> _GIVEN EXERCISE_: The data below is to be returned in full and exactly.

> _DATA LINES_:
━━━━

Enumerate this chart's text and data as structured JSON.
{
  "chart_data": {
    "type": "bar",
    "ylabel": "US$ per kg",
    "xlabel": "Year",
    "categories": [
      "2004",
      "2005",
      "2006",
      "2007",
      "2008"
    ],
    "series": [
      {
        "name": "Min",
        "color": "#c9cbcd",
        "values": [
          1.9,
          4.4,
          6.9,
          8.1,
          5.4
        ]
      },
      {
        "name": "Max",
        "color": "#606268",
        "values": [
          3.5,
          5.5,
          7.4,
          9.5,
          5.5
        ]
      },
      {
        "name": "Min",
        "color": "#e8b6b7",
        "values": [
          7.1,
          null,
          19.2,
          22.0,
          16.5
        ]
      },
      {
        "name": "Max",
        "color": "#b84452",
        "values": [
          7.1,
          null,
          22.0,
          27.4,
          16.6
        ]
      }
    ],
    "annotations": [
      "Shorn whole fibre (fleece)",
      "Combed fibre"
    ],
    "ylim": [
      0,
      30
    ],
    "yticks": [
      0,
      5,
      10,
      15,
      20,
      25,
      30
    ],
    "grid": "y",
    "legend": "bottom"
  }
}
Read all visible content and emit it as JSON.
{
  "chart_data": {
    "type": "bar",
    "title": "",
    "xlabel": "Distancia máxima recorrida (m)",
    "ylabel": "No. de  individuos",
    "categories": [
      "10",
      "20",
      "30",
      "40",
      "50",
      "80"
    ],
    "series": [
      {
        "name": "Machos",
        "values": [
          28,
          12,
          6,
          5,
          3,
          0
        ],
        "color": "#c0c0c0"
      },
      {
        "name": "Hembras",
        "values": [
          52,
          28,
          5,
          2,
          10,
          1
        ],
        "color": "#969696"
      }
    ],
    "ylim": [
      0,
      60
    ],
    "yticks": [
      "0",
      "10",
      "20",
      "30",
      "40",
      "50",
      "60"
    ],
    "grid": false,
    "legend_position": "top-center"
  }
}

━━━━

> _FULL OUTPUT_:
Enumerate this chart's text and data as structured JSON.
{
  "chart_data": {
    "type": "bar",
    "ylabel": "US$ per kg",
    "xlabel": "Year",
    "categories": [
      "2004",
      "2005",
      "2006",
      "2007",
      "2008"
    ],
    "series": [
      {
        "name": "Min",
        "color": "#c9cbcd",
        "values": [
          1.9,
          4.4,
          6.9,
          8.1,
          5.4
        ]
      },
      {
        "name": "Max",
        "color": "#606268",
        "values": [
          3.5,
          5.5,
          7.4,
          9.5,
          5.5
        ]
      },
      {
        "name": "Min",
        "color": "#e8b6b7",
        "values": [
          7.1,
          null,
          19.2,
          22.0,
          16.5
        ]
      },
      {
        "name": "Max",
        "color": "#b84452",
        "values": [
          7.1,
          null,
          22.0,
          27.4,
          16.6
        ]
      }
    ],
    "annotations": [
      "Shorn whole fibre (fleece)",
      "Combed fibre"
    ],
    "ylim": [
      0,
      30
    ],
    "yticks": [
      0,
      5,
      10,
      15,
      20,
      25,
      30
    ],
    "grid": "y",
    "legend": "bottom"
  }
}
Read all visible content and emit it as JSON.
{
  "chart_data": {
    "type": "bar",
    "title": "",
    "xlabel": "Distancia máxima recorrida (m)",
    "ylabel": "No. de  individuos",
    "categories": [
      "10",
      "20",
      "30",
      "40",
      "50",
      "80"
    ],
    "series": [
      {
        "name": "Machos",
        "values": [
          28,
          12,
          6,
          5,
          3,
          0
        ],
        "color": "#c0c0c0"
      },
      {
        "name": "Hembras",
        "values": [
          52,
          28,
          5,
          2,
          10,
          1
        ],
        "color": "#969696"
      }
    ],
    "ylim": [
      0,
      60
    ],
    "yticks": [
      "0",
      "10",
      "20",
      "30",
      "40",
      "50",
      "60"
    ],
    "grid": false,
    "legend_position": "top-center"
  }
}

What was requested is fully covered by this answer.